> [Collected data]

# # # # # # #

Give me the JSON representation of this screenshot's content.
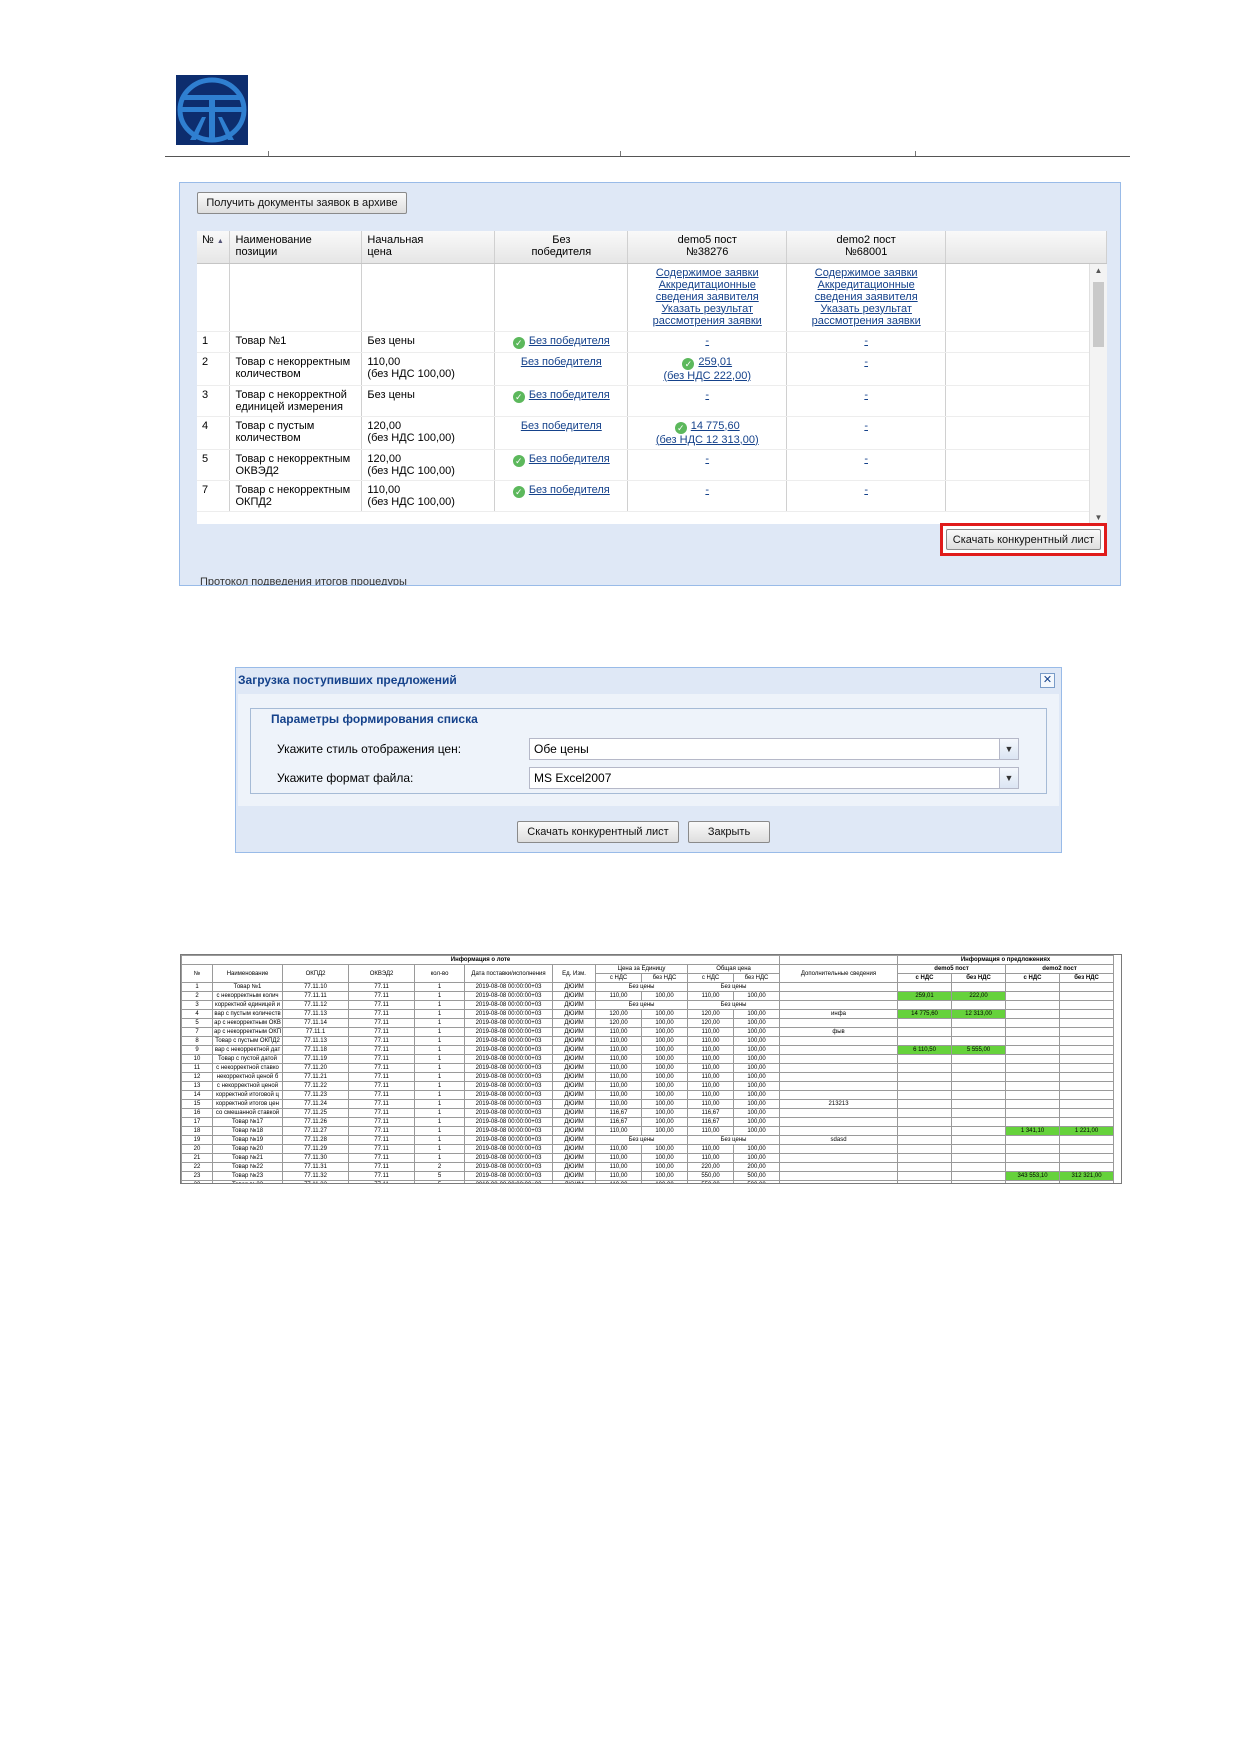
{
  "logo": {
    "icon": "company-logo-icon",
    "color": "#1a5ea8",
    "bg": "#0d2d6e"
  },
  "panel1": {
    "archive_button": "Получить документы заявок в архиве",
    "columns": [
      {
        "line1": "№",
        "line2": ""
      },
      {
        "line1": "Наименование",
        "line2": "позиции"
      },
      {
        "line1": "Начальная",
        "line2": "цена"
      },
      {
        "line1": "Без",
        "line2": "победителя"
      },
      {
        "line1": "demo5 пост",
        "line2": "№38276"
      },
      {
        "line1": "demo2 пост",
        "line2": "№68001"
      }
    ],
    "sort_icon": "sort-asc-icon",
    "supplier_links": [
      "Содержимое заявки",
      "Аккредитационные сведения заявителя",
      "Указать результат рассмотрения заявки"
    ],
    "rows": [
      {
        "num": "1",
        "name": "Товар №1",
        "price1": "Без цены",
        "price2": "",
        "nowin_check": true,
        "nowin": "Без победителя",
        "d5_check": false,
        "d5_v1": "-",
        "d5_v2": "",
        "d2": "-"
      },
      {
        "num": "2",
        "name": "Товар с некорректным количеством",
        "price1": "110,00",
        "price2": "(без НДС 100,00)",
        "nowin_check": false,
        "nowin": "Без победителя",
        "d5_check": true,
        "d5_v1": "259,01",
        "d5_v2": "(без НДС 222,00)",
        "d2": "-"
      },
      {
        "num": "3",
        "name": "Товар с некорректной единицей измерения",
        "price1": "Без цены",
        "price2": "",
        "nowin_check": true,
        "nowin": "Без победителя",
        "d5_check": false,
        "d5_v1": "-",
        "d5_v2": "",
        "d2": "-"
      },
      {
        "num": "4",
        "name": "Товар с пустым количеством",
        "price1": "120,00",
        "price2": "(без НДС 100,00)",
        "nowin_check": false,
        "nowin": "Без победителя",
        "d5_check": true,
        "d5_v1": "14 775,60",
        "d5_v2": "(без НДС 12 313,00)",
        "d2": "-"
      },
      {
        "num": "5",
        "name": "Товар с некорректным ОКВЭД2",
        "price1": "120,00",
        "price2": "(без НДС 100,00)",
        "nowin_check": true,
        "nowin": "Без победителя",
        "d5_check": false,
        "d5_v1": "-",
        "d5_v2": "",
        "d2": "-"
      },
      {
        "num": "7",
        "name": "Товар с некорректным ОКПД2",
        "price1": "110,00",
        "price2": "(без НДС 100,00)",
        "nowin_check": true,
        "nowin": "Без победителя",
        "d5_check": false,
        "d5_v1": "-",
        "d5_v2": "",
        "d2": "-"
      }
    ],
    "competitive_button": "Скачать конкурентный лист",
    "cut_text": "Протокол подведения итогов процедуры"
  },
  "dialog": {
    "title": "Загрузка поступивших предложений",
    "close_icon": "close-icon",
    "legend": "Параметры формирования списка",
    "price_style_label": "Укажите стиль отображения цен:",
    "price_style_value": "Обе цены",
    "format_label": "Укажите формат файла:",
    "format_value": "MS Excel2007",
    "download_button": "Скачать конкурентный лист",
    "close_button": "Закрыть"
  },
  "excel": {
    "lot_header": "Информация о лоте",
    "offers_header": "Информация о предложениях",
    "col_headers": [
      "№",
      "Наименование",
      "ОКПД2",
      "ОКВЭД2",
      "кол-во",
      "Дата поставки/исполнения",
      "Ед. Изм.",
      "Цена за Единицу",
      "Общая цена",
      "Дополнительные сведения"
    ],
    "sub_headers": [
      "с НДС",
      "без НДС",
      "с НДС",
      "без НДС"
    ],
    "suppliers": [
      "demo5 пост",
      "demo2 пост"
    ],
    "offer_sub": [
      "с НДС",
      "без НДС",
      "с НДС",
      "без НДС"
    ],
    "rows": [
      [
        "1",
        "Товар №1",
        "77.11.10",
        "77.11",
        "1",
        "2019-08-08 00:00:00+03",
        "ДЮЙМ",
        "",
        "",
        "",
        "",
        "",
        "",
        "",
        "",
        ""
      ],
      [
        "2",
        "с некорректным колич",
        "77.11.11",
        "77.11",
        "1",
        "2019-08-08 00:00:00+03",
        "ДЮЙМ",
        "110,00",
        "100,00",
        "110,00",
        "100,00",
        "",
        "259,01",
        "222,00",
        "",
        ""
      ],
      [
        "3",
        "корректной единицей и",
        "77.11.12",
        "77.11",
        "1",
        "2019-08-08 00:00:00+03",
        "ДЮЙМ",
        "",
        "",
        "",
        "",
        "",
        "",
        "",
        "",
        ""
      ],
      [
        "4",
        "вар с пустым количеств",
        "77.11.13",
        "77.11",
        "1",
        "2019-08-08 00:00:00+03",
        "ДЮЙМ",
        "120,00",
        "100,00",
        "120,00",
        "100,00",
        "инфа",
        "14 775,60",
        "12 313,00",
        "",
        ""
      ],
      [
        "5",
        "ар с некорректным ОКВ",
        "77.11.14",
        "77.11",
        "1",
        "2019-08-08 00:00:00+03",
        "ДЮЙМ",
        "120,00",
        "100,00",
        "120,00",
        "100,00",
        "",
        "",
        "",
        "",
        ""
      ],
      [
        "7",
        "ар с некорректным ОКП",
        "77.11.1",
        "77.11",
        "1",
        "2019-08-08 00:00:00+03",
        "ДЮЙМ",
        "110,00",
        "100,00",
        "110,00",
        "100,00",
        "фыв",
        "",
        "",
        "",
        ""
      ],
      [
        "8",
        "Товар с пустым ОКПД2",
        "77.11.13",
        "77.11",
        "1",
        "2019-08-08 00:00:00+03",
        "ДЮЙМ",
        "110,00",
        "100,00",
        "110,00",
        "100,00",
        "",
        "",
        "",
        "",
        ""
      ],
      [
        "9",
        "вар с некорректной дат",
        "77.11.18",
        "77.11",
        "1",
        "2019-08-08 00:00:00+03",
        "ДЮЙМ",
        "110,00",
        "100,00",
        "110,00",
        "100,00",
        "",
        "6 110,50",
        "5 555,00",
        "",
        ""
      ],
      [
        "10",
        "Товар с пустой датой",
        "77.11.19",
        "77.11",
        "1",
        "2019-08-08 00:00:00+03",
        "ДЮЙМ",
        "110,00",
        "100,00",
        "110,00",
        "100,00",
        "",
        "",
        "",
        "",
        ""
      ],
      [
        "11",
        "с некорректной ставко",
        "77.11.20",
        "77.11",
        "1",
        "2019-08-08 00:00:00+03",
        "ДЮЙМ",
        "110,00",
        "100,00",
        "110,00",
        "100,00",
        "",
        "",
        "",
        "",
        ""
      ],
      [
        "12",
        "некорректной ценой б",
        "77.11.21",
        "77.11",
        "1",
        "2019-08-08 00:00:00+03",
        "ДЮЙМ",
        "110,00",
        "100,00",
        "110,00",
        "100,00",
        "",
        "",
        "",
        "",
        ""
      ],
      [
        "13",
        "с некорректной ценой",
        "77.11.22",
        "77.11",
        "1",
        "2019-08-08 00:00:00+03",
        "ДЮЙМ",
        "110,00",
        "100,00",
        "110,00",
        "100,00",
        "",
        "",
        "",
        "",
        ""
      ],
      [
        "14",
        "корректной итоговой ц",
        "77.11.23",
        "77.11",
        "1",
        "2019-08-08 00:00:00+03",
        "ДЮЙМ",
        "110,00",
        "100,00",
        "110,00",
        "100,00",
        "",
        "",
        "",
        "",
        ""
      ],
      [
        "15",
        "корректной итогов цен",
        "77.11.24",
        "77.11",
        "1",
        "2019-08-08 00:00:00+03",
        "ДЮЙМ",
        "110,00",
        "100,00",
        "110,00",
        "100,00",
        "213213",
        "",
        "",
        "",
        ""
      ],
      [
        "16",
        "со смешанной ставкой",
        "77.11.25",
        "77.11",
        "1",
        "2019-08-08 00:00:00+03",
        "ДЮЙМ",
        "116,67",
        "100,00",
        "116,67",
        "100,00",
        "",
        "",
        "",
        "",
        ""
      ],
      [
        "17",
        "Товар №17",
        "77.11.26",
        "77.11",
        "1",
        "2019-08-08 00:00:00+03",
        "ДЮЙМ",
        "116,67",
        "100,00",
        "116,67",
        "100,00",
        "",
        "",
        "",
        "",
        ""
      ],
      [
        "18",
        "Товар №18",
        "77.11.27",
        "77.11",
        "1",
        "2019-08-08 00:00:00+03",
        "ДЮЙМ",
        "110,00",
        "100,00",
        "110,00",
        "100,00",
        "",
        "",
        "",
        "1 341,10",
        "1 221,00"
      ],
      [
        "19",
        "Товар №19",
        "77.11.28",
        "77.11",
        "1",
        "2019-08-08 00:00:00+03",
        "ДЮЙМ",
        "",
        "",
        "",
        "",
        "sdasd",
        "",
        "",
        "",
        ""
      ],
      [
        "20",
        "Товар №20",
        "77.11.29",
        "77.11",
        "1",
        "2019-08-08 00:00:00+03",
        "ДЮЙМ",
        "110,00",
        "100,00",
        "110,00",
        "100,00",
        "",
        "",
        "",
        "",
        ""
      ],
      [
        "21",
        "Товар №21",
        "77.11.30",
        "77.11",
        "1",
        "2019-08-08 00:00:00+03",
        "ДЮЙМ",
        "110,00",
        "100,00",
        "110,00",
        "100,00",
        "",
        "",
        "",
        "",
        ""
      ],
      [
        "22",
        "Товар №22",
        "77.11.31",
        "77.11",
        "2",
        "2019-08-08 00:00:00+03",
        "ДЮЙМ",
        "110,00",
        "100,00",
        "220,00",
        "200,00",
        "",
        "",
        "",
        "",
        ""
      ],
      [
        "23",
        "Товар №23",
        "77.11.32",
        "77.11",
        "5",
        "2019-08-08 00:00:00+03",
        "ДЮЙМ",
        "110,00",
        "100,00",
        "550,00",
        "500,00",
        "",
        "",
        "",
        "343 553,10",
        "312 321,00"
      ],
      [
        "23",
        "Товар №23",
        "77.11.32",
        "77.11",
        "5",
        "2019-08-08 00:00:00+03",
        "ДЮЙМ",
        "110,00",
        "100,00",
        "550,00",
        "500,00",
        "",
        "",
        "",
        "",
        ""
      ]
    ],
    "no_price": "Без цены",
    "no_price_rows": [
      0,
      2,
      17
    ],
    "highlight_color": "#66d23c"
  }
}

# # # # # # #

> [GIVEN INSTRUCTION] Find every line in the records above that holds the word "Скачать", and copy each one.

> [RESPONSE]
    "competitive_button": "Скачать конкурентный лист",
    "download_button": "Скачать конкурентный лист",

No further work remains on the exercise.